** Start Given data **

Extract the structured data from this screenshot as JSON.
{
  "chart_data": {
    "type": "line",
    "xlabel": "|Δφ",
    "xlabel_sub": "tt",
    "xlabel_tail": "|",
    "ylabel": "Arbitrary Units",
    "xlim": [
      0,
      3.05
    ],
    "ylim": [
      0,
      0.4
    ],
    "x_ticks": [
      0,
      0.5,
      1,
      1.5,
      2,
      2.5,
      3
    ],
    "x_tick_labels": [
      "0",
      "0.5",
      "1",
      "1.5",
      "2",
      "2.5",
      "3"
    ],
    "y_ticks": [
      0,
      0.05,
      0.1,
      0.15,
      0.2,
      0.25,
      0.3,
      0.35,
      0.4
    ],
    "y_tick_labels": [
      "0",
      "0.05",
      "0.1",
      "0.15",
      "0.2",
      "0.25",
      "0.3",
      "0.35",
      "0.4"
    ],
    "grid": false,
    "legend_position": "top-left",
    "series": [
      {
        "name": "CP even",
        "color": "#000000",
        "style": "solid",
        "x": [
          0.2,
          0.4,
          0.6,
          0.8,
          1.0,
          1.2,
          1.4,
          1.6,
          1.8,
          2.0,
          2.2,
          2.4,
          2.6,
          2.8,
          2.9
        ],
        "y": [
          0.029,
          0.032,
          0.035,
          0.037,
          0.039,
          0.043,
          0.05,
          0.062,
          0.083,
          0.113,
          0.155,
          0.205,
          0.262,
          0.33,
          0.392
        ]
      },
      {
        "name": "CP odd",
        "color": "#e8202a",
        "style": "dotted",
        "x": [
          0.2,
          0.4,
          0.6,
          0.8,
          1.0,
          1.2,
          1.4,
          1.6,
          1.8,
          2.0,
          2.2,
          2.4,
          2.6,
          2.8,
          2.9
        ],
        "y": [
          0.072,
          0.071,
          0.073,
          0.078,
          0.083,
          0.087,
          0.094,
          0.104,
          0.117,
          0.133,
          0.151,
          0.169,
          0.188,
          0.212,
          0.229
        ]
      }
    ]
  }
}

** End Given data **

*Task prompt*
Repeat all of the records above exactly as they appear.

*The completed task*
Extract the structured data from this screenshot as JSON.
{
  "chart_data": {
    "type": "line",
    "xlabel": "|Δφ",
    "xlabel_sub": "tt",
    "xlabel_tail": "|",
    "ylabel": "Arbitrary Units",
    "xlim": [
      0,
      3.05
    ],
    "ylim": [
      0,
      0.4
    ],
    "x_ticks": [
      0,
      0.5,
      1,
      1.5,
      2,
      2.5,
      3
    ],
    "x_tick_labels": [
      "0",
      "0.5",
      "1",
      "1.5",
      "2",
      "2.5",
      "3"
    ],
    "y_ticks": [
      0,
      0.05,
      0.1,
      0.15,
      0.2,
      0.25,
      0.3,
      0.35,
      0.4
    ],
    "y_tick_labels": [
      "0",
      "0.05",
      "0.1",
      "0.15",
      "0.2",
      "0.25",
      "0.3",
      "0.35",
      "0.4"
    ],
    "grid": false,
    "legend_position": "top-left",
    "series": [
      {
        "name": "CP even",
        "color": "#000000",
        "style": "solid",
        "x": [
          0.2,
          0.4,
          0.6,
          0.8,
          1.0,
          1.2,
          1.4,
          1.6,
          1.8,
          2.0,
          2.2,
          2.4,
          2.6,
          2.8,
          2.9
        ],
        "y": [
          0.029,
          0.032,
          0.035,
          0.037,
          0.039,
          0.043,
          0.05,
          0.062,
          0.083,
          0.113,
          0.155,
          0.205,
          0.262,
          0.33,
          0.392
        ]
      },
      {
        "name": "CP odd",
        "color": "#e8202a",
        "style": "dotted",
        "x": [
          0.2,
          0.4,
          0.6,
          0.8,
          1.0,
          1.2,
          1.4,
          1.6,
          1.8,
          2.0,
          2.2,
          2.4,
          2.6,
          2.8,
          2.9
        ],
        "y": [
          0.072,
          0.071,
          0.073,
          0.078,
          0.083,
          0.087,
          0.094,
          0.104,
          0.117,
          0.133,
          0.151,
          0.169,
          0.188,
          0.212,
          0.229
        ]
      }
    ]
  }
}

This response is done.